* **Request**
Using the data below, copy every line that contains the word "Выиграл".

···

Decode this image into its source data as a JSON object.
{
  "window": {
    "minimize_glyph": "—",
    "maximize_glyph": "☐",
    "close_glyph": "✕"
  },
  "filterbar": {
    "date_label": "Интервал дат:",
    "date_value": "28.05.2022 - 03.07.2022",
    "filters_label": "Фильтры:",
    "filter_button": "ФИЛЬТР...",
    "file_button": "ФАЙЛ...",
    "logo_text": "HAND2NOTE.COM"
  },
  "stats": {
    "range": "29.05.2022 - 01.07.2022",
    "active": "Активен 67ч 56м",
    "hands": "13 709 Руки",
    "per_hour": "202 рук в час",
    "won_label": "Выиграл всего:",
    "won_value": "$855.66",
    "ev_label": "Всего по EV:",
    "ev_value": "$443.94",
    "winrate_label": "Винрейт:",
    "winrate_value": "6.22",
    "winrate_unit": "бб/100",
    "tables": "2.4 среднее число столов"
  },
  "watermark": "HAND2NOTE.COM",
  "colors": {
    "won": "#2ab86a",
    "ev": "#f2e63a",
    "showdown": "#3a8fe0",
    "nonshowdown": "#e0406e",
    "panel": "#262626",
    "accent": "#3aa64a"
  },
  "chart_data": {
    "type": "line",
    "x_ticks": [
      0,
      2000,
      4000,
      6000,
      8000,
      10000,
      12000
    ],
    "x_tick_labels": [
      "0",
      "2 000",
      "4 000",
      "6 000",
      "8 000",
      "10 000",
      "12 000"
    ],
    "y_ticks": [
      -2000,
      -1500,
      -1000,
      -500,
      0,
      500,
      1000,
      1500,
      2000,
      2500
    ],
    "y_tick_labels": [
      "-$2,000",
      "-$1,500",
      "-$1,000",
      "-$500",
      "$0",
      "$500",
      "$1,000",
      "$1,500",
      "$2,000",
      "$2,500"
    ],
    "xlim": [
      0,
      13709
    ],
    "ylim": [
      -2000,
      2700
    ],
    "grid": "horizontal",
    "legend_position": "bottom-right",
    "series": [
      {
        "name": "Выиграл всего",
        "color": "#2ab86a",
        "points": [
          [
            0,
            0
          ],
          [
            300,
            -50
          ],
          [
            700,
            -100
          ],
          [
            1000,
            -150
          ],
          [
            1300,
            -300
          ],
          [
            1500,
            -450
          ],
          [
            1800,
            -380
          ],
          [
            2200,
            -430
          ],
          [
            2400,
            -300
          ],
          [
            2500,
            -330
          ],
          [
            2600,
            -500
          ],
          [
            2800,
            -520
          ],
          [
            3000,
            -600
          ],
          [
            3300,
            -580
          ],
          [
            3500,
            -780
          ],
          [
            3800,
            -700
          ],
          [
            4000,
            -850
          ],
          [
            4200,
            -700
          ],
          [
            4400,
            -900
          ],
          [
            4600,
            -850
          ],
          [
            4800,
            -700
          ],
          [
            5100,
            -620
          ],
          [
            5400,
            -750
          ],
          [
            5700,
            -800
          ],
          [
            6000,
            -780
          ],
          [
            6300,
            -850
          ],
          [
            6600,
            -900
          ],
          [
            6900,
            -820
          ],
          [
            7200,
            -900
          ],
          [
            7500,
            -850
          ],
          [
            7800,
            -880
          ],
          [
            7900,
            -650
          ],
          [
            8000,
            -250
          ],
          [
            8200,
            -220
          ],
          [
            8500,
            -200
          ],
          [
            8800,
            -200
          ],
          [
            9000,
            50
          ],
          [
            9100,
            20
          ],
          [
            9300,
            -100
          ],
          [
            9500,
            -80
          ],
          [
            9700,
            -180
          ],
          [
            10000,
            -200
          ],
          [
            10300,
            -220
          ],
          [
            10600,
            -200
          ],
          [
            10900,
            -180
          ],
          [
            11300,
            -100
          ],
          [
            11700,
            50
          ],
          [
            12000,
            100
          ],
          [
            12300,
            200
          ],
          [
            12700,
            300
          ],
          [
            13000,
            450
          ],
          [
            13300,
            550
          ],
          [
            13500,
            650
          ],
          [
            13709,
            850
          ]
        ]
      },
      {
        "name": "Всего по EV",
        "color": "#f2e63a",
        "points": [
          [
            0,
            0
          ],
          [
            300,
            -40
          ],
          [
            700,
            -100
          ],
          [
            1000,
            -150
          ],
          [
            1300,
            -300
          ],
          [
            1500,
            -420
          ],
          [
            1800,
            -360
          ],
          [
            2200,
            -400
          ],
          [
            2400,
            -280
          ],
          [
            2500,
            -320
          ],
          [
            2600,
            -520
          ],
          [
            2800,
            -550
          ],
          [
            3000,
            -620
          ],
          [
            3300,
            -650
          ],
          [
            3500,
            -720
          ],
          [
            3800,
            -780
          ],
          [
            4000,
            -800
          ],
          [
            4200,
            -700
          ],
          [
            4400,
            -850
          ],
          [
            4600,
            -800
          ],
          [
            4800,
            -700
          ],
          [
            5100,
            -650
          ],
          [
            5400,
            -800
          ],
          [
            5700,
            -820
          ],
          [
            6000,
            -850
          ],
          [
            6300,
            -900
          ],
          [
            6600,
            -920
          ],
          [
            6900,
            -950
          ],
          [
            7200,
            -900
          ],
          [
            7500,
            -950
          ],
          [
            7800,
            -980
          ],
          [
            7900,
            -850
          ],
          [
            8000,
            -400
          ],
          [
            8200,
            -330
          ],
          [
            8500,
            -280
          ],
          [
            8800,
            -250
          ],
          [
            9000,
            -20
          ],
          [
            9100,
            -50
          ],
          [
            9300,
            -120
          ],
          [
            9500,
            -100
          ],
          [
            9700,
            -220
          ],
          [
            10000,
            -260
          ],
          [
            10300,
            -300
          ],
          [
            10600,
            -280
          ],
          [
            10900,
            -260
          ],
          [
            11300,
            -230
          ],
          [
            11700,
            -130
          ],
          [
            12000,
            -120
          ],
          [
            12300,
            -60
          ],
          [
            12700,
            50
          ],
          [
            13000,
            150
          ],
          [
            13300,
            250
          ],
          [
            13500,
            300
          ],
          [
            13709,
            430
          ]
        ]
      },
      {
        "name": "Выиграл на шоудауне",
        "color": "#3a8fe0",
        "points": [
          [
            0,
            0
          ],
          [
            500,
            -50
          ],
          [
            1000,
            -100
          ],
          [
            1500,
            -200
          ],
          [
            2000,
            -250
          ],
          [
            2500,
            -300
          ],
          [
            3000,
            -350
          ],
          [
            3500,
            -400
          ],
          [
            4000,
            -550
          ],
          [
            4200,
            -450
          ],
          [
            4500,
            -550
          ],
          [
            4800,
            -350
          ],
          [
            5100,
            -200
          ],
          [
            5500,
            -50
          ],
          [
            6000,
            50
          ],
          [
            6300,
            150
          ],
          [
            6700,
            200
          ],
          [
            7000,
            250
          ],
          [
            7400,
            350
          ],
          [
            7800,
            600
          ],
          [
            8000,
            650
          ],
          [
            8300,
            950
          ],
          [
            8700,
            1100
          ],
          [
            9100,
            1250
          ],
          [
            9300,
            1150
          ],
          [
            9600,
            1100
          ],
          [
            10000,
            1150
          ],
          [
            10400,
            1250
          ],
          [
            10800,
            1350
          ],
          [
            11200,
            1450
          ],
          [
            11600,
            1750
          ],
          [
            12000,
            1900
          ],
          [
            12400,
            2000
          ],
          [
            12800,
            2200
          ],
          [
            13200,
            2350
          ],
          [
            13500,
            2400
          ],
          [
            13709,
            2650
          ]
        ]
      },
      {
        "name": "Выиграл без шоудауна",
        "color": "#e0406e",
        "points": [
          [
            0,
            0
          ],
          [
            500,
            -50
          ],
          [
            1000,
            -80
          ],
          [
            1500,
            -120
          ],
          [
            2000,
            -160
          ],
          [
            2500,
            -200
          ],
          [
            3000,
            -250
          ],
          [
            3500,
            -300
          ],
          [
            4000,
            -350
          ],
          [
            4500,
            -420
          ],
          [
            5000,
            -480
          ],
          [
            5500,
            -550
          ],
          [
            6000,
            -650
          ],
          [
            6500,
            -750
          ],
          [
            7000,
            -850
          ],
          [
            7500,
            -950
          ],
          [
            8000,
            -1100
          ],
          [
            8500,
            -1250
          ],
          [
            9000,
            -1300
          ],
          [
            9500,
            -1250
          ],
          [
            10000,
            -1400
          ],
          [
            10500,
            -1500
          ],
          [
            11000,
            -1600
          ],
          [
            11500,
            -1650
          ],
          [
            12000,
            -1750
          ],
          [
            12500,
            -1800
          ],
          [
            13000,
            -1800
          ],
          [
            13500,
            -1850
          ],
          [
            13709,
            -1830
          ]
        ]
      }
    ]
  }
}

···

* **The answer**
    "won_label": "Выиграл всего:",
        "name": "Выиграл всего",
        "name": "Выиграл на шоудауне",
        "name": "Выиграл без шоудауна",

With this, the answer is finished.